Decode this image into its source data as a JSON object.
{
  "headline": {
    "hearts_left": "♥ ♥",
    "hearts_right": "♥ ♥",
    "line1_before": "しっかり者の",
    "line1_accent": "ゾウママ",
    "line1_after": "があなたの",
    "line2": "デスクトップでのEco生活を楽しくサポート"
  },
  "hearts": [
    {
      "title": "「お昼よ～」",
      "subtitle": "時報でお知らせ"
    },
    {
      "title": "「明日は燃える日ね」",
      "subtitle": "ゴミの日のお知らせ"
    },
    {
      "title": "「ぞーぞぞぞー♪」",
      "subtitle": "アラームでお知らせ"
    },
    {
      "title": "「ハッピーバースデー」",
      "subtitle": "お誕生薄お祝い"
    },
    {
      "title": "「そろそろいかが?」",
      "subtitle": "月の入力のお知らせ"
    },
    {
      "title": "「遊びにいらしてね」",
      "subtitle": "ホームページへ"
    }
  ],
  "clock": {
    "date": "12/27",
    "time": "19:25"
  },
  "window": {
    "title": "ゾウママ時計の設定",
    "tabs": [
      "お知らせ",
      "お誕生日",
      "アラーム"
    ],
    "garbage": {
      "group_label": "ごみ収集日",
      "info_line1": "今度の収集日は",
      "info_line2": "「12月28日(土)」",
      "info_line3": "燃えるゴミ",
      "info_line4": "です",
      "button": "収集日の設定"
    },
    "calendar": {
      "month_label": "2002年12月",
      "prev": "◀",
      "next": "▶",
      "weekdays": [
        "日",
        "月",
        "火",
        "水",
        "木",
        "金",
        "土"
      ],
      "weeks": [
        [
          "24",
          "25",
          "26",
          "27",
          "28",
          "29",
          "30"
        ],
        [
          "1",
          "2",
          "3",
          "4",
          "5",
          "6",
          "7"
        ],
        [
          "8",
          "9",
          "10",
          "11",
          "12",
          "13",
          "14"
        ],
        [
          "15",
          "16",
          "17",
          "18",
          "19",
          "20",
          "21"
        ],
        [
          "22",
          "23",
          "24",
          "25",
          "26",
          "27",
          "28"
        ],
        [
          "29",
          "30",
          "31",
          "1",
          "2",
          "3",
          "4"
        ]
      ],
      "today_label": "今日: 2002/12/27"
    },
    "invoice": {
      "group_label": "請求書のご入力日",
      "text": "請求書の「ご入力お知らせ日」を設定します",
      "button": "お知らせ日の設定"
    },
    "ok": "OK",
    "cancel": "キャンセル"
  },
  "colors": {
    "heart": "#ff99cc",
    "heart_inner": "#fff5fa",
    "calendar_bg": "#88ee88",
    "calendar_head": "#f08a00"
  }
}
━━━━━━
◆ **WRITTEN INSTRUCTION**: Print all of the entries again, exactly as written.

◆ **SOLVED PROBLEM**:
Decode this image into its source data as a JSON object.
{
  "headline": {
    "hearts_left": "♥ ♥",
    "hearts_right": "♥ ♥",
    "line1_before": "しっかり者の",
    "line1_accent": "ゾウママ",
    "line1_after": "があなたの",
    "line2": "デスクトップでのEco生活を楽しくサポート"
  },
  "hearts": [
    {
      "title": "「お昼よ～」",
      "subtitle": "時報でお知らせ"
    },
    {
      "title": "「明日は燃える日ね」",
      "subtitle": "ゴミの日のお知らせ"
    },
    {
      "title": "「ぞーぞぞぞー♪」",
      "subtitle": "アラームでお知らせ"
    },
    {
      "title": "「ハッピーバースデー」",
      "subtitle": "お誕生薄お祝い"
    },
    {
      "title": "「そろそろいかが?」",
      "subtitle": "月の入力のお知らせ"
    },
    {
      "title": "「遊びにいらしてね」",
      "subtitle": "ホームページへ"
    }
  ],
  "clock": {
    "date": "12/27",
    "time": "19:25"
  },
  "window": {
    "title": "ゾウママ時計の設定",
    "tabs": [
      "お知らせ",
      "お誕生日",
      "アラーム"
    ],
    "garbage": {
      "group_label": "ごみ収集日",
      "info_line1": "今度の収集日は",
      "info_line2": "「12月28日(土)」",
      "info_line3": "燃えるゴミ",
      "info_line4": "です",
      "button": "収集日の設定"
    },
    "calendar": {
      "month_label": "2002年12月",
      "prev": "◀",
      "next": "▶",
      "weekdays": [
        "日",
        "月",
        "火",
        "水",
        "木",
        "金",
        "土"
      ],
      "weeks": [
        [
          "24",
          "25",
          "26",
          "27",
          "28",
          "29",
          "30"
        ],
        [
          "1",
          "2",
          "3",
          "4",
          "5",
          "6",
          "7"
        ],
        [
          "8",
          "9",
          "10",
          "11",
          "12",
          "13",
          "14"
        ],
        [
          "15",
          "16",
          "17",
          "18",
          "19",
          "20",
          "21"
        ],
        [
          "22",
          "23",
          "24",
          "25",
          "26",
          "27",
          "28"
        ],
        [
          "29",
          "30",
          "31",
          "1",
          "2",
          "3",
          "4"
        ]
      ],
      "today_label": "今日: 2002/12/27"
    },
    "invoice": {
      "group_label": "請求書のご入力日",
      "text": "請求書の「ご入力お知らせ日」を設定します",
      "button": "お知らせ日の設定"
    },
    "ok": "OK",
    "cancel": "キャンセル"
  },
  "colors": {
    "heart": "#ff99cc",
    "heart_inner": "#fff5fa",
    "calendar_bg": "#88ee88",
    "calendar_head": "#f08a00"
  }
}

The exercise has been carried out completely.